* _What to produce_: Repeat each entry word for word. Leave any images out of the copy.

* _Data for processing_:
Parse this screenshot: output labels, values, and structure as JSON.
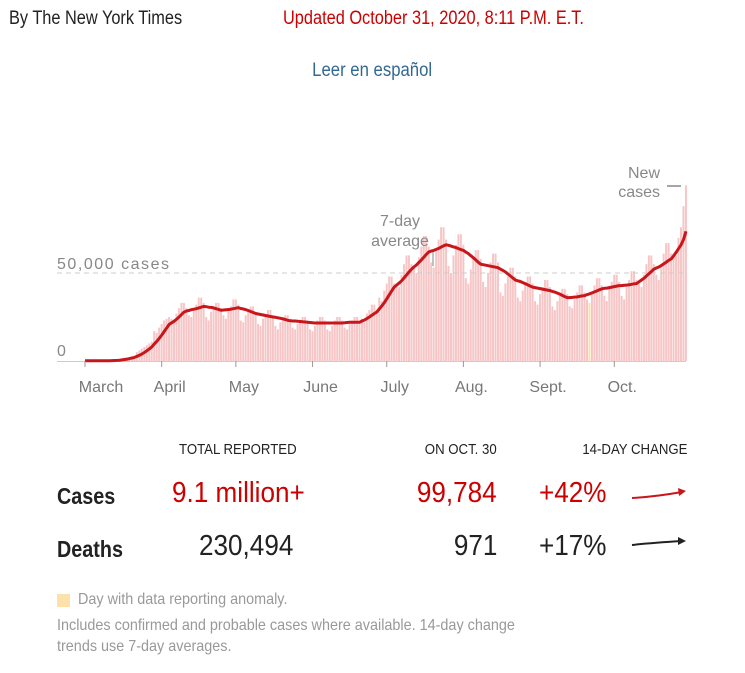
{
  "header": {
    "byline": "By The New York Times",
    "updated": "Updated October 31, 2020, 8:11 P.M. E.T.",
    "spanish_link": "Leer en español"
  },
  "colors": {
    "accent_red": "#cc0000",
    "bar": "#f7c5c5",
    "average_line": "#c8161a",
    "anomaly": "#fde1a9",
    "link": "#326891"
  },
  "chart_data": {
    "type": "bar",
    "start_date": "2020-03-01",
    "end_date": "2020-10-30",
    "ylim": [
      0,
      100000
    ],
    "y_ticks": [
      {
        "value": 0,
        "label": "0"
      },
      {
        "value": 50000,
        "label": "50,000 cases"
      }
    ],
    "x_ticks": [
      {
        "date": "2020-03-01",
        "label": "March"
      },
      {
        "date": "2020-04-01",
        "label": "April"
      },
      {
        "date": "2020-05-01",
        "label": "May"
      },
      {
        "date": "2020-06-01",
        "label": "June"
      },
      {
        "date": "2020-07-01",
        "label": "July"
      },
      {
        "date": "2020-08-01",
        "label": "Aug."
      },
      {
        "date": "2020-09-01",
        "label": "Sept."
      },
      {
        "date": "2020-10-01",
        "label": "Oct."
      }
    ],
    "annotations": {
      "average_label": [
        "7-day",
        "average"
      ],
      "new_cases_label": [
        "New",
        "cases"
      ]
    },
    "anomaly_dates": [
      "2020-09-21"
    ],
    "series": [
      {
        "name": "New cases",
        "values": [
          100,
          100,
          100,
          100,
          100,
          100,
          100,
          200,
          200,
          300,
          300,
          400,
          400,
          400,
          1200,
          1500,
          1800,
          2000,
          2300,
          2600,
          3000,
          5000,
          6000,
          7000,
          8000,
          9000,
          10000,
          11000,
          17000,
          16000,
          19000,
          21000,
          23000,
          24000,
          25000,
          24000,
          22000,
          27000,
          30000,
          33000,
          33000,
          30000,
          26000,
          25000,
          29000,
          32000,
          36000,
          36000,
          33000,
          25000,
          23000,
          28000,
          30000,
          33000,
          33000,
          30000,
          26000,
          24000,
          29000,
          31000,
          35000,
          35000,
          32000,
          23000,
          22000,
          26000,
          28000,
          31000,
          31000,
          28000,
          21000,
          20000,
          24000,
          26000,
          29000,
          29000,
          26000,
          20000,
          18000,
          22000,
          24000,
          26000,
          26000,
          24000,
          19000,
          18000,
          21000,
          23000,
          25000,
          25000,
          23000,
          18000,
          17000,
          20000,
          23000,
          25000,
          25000,
          23000,
          18000,
          17000,
          20000,
          23000,
          25000,
          25000,
          23000,
          19000,
          18000,
          21000,
          23000,
          25000,
          25000,
          23000,
          24000,
          22000,
          27000,
          29000,
          32000,
          32000,
          29000,
          36000,
          34000,
          40000,
          44000,
          48000,
          48000,
          44000,
          44000,
          42000,
          49000,
          55000,
          60000,
          60000,
          55000,
          53000,
          50000,
          59000,
          65000,
          71000,
          71000,
          65000,
          56000,
          53000,
          63000,
          69000,
          76000,
          76000,
          69000,
          54000,
          50000,
          60000,
          66000,
          72000,
          72000,
          66000,
          47000,
          44000,
          52000,
          58000,
          63000,
          63000,
          58000,
          45000,
          42000,
          50000,
          56000,
          61000,
          61000,
          56000,
          39000,
          37000,
          44000,
          48000,
          53000,
          53000,
          48000,
          36000,
          34000,
          40000,
          44000,
          48000,
          48000,
          44000,
          34000,
          32000,
          38000,
          42000,
          46000,
          46000,
          42000,
          31000,
          29000,
          34000,
          38000,
          41000,
          41000,
          38000,
          31000,
          30000,
          35000,
          39000,
          43000,
          43000,
          39000,
          35000,
          33000,
          39000,
          43000,
          47000,
          47000,
          43000,
          37000,
          34000,
          41000,
          45000,
          49000,
          49000,
          45000,
          37000,
          35000,
          42000,
          46000,
          51000,
          51000,
          46000,
          44000,
          42000,
          49000,
          55000,
          60000,
          60000,
          55000,
          49000,
          46000,
          55000,
          61000,
          67000,
          67000,
          61000,
          61000,
          60000,
          70000,
          76000,
          88000,
          99784
        ]
      }
    ]
  },
  "summary": {
    "headers": {
      "total": "TOTAL REPORTED",
      "latest": "ON OCT. 30",
      "change": "14-DAY CHANGE"
    },
    "rows": [
      {
        "label": "Cases",
        "total": "9.1 million+",
        "latest": "99,784",
        "change": "+42%",
        "trend": "up-arrow"
      },
      {
        "label": "Deaths",
        "total": "230,494",
        "latest": "971",
        "change": "+17%",
        "trend": "up-arrow"
      }
    ]
  },
  "footer": {
    "anomaly_legend": "Day with data reporting anomaly.",
    "note_line1": "Includes confirmed and probable cases where available. 14-day change",
    "note_line2": "trends use 7-day averages."
  }
}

* _Answer to the exercise_:
Parse this screenshot: output labels, values, and structure as JSON.
{
  "header": {
    "byline": "By The New York Times",
    "updated": "Updated October 31, 2020, 8:11 P.M. E.T.",
    "spanish_link": "Leer en español"
  },
  "colors": {
    "accent_red": "#cc0000",
    "bar": "#f7c5c5",
    "average_line": "#c8161a",
    "anomaly": "#fde1a9",
    "link": "#326891"
  },
  "chart_data": {
    "type": "bar",
    "start_date": "2020-03-01",
    "end_date": "2020-10-30",
    "ylim": [
      0,
      100000
    ],
    "y_ticks": [
      {
        "value": 0,
        "label": "0"
      },
      {
        "value": 50000,
        "label": "50,000 cases"
      }
    ],
    "x_ticks": [
      {
        "date": "2020-03-01",
        "label": "March"
      },
      {
        "date": "2020-04-01",
        "label": "April"
      },
      {
        "date": "2020-05-01",
        "label": "May"
      },
      {
        "date": "2020-06-01",
        "label": "June"
      },
      {
        "date": "2020-07-01",
        "label": "July"
      },
      {
        "date": "2020-08-01",
        "label": "Aug."
      },
      {
        "date": "2020-09-01",
        "label": "Sept."
      },
      {
        "date": "2020-10-01",
        "label": "Oct."
      }
    ],
    "annotations": {
      "average_label": [
        "7-day",
        "average"
      ],
      "new_cases_label": [
        "New",
        "cases"
      ]
    },
    "anomaly_dates": [
      "2020-09-21"
    ],
    "series": [
      {
        "name": "New cases",
        "values": [
          100,
          100,
          100,
          100,
          100,
          100,
          100,
          200,
          200,
          300,
          300,
          400,
          400,
          400,
          1200,
          1500,
          1800,
          2000,
          2300,
          2600,
          3000,
          5000,
          6000,
          7000,
          8000,
          9000,
          10000,
          11000,
          17000,
          16000,
          19000,
          21000,
          23000,
          24000,
          25000,
          24000,
          22000,
          27000,
          30000,
          33000,
          33000,
          30000,
          26000,
          25000,
          29000,
          32000,
          36000,
          36000,
          33000,
          25000,
          23000,
          28000,
          30000,
          33000,
          33000,
          30000,
          26000,
          24000,
          29000,
          31000,
          35000,
          35000,
          32000,
          23000,
          22000,
          26000,
          28000,
          31000,
          31000,
          28000,
          21000,
          20000,
          24000,
          26000,
          29000,
          29000,
          26000,
          20000,
          18000,
          22000,
          24000,
          26000,
          26000,
          24000,
          19000,
          18000,
          21000,
          23000,
          25000,
          25000,
          23000,
          18000,
          17000,
          20000,
          23000,
          25000,
          25000,
          23000,
          18000,
          17000,
          20000,
          23000,
          25000,
          25000,
          23000,
          19000,
          18000,
          21000,
          23000,
          25000,
          25000,
          23000,
          24000,
          22000,
          27000,
          29000,
          32000,
          32000,
          29000,
          36000,
          34000,
          40000,
          44000,
          48000,
          48000,
          44000,
          44000,
          42000,
          49000,
          55000,
          60000,
          60000,
          55000,
          53000,
          50000,
          59000,
          65000,
          71000,
          71000,
          65000,
          56000,
          53000,
          63000,
          69000,
          76000,
          76000,
          69000,
          54000,
          50000,
          60000,
          66000,
          72000,
          72000,
          66000,
          47000,
          44000,
          52000,
          58000,
          63000,
          63000,
          58000,
          45000,
          42000,
          50000,
          56000,
          61000,
          61000,
          56000,
          39000,
          37000,
          44000,
          48000,
          53000,
          53000,
          48000,
          36000,
          34000,
          40000,
          44000,
          48000,
          48000,
          44000,
          34000,
          32000,
          38000,
          42000,
          46000,
          46000,
          42000,
          31000,
          29000,
          34000,
          38000,
          41000,
          41000,
          38000,
          31000,
          30000,
          35000,
          39000,
          43000,
          43000,
          39000,
          35000,
          33000,
          39000,
          43000,
          47000,
          47000,
          43000,
          37000,
          34000,
          41000,
          45000,
          49000,
          49000,
          45000,
          37000,
          35000,
          42000,
          46000,
          51000,
          51000,
          46000,
          44000,
          42000,
          49000,
          55000,
          60000,
          60000,
          55000,
          49000,
          46000,
          55000,
          61000,
          67000,
          67000,
          61000,
          61000,
          60000,
          70000,
          76000,
          88000,
          99784
        ]
      }
    ]
  },
  "summary": {
    "headers": {
      "total": "TOTAL REPORTED",
      "latest": "ON OCT. 30",
      "change": "14-DAY CHANGE"
    },
    "rows": [
      {
        "label": "Cases",
        "total": "9.1 million+",
        "latest": "99,784",
        "change": "+42%",
        "trend": "up-arrow"
      },
      {
        "label": "Deaths",
        "total": "230,494",
        "latest": "971",
        "change": "+17%",
        "trend": "up-arrow"
      }
    ]
  },
  "footer": {
    "anomaly_legend": "Day with data reporting anomaly.",
    "note_line1": "Includes confirmed and probable cases where available. 14-day change",
    "note_line2": "trends use 7-day averages."
  }
}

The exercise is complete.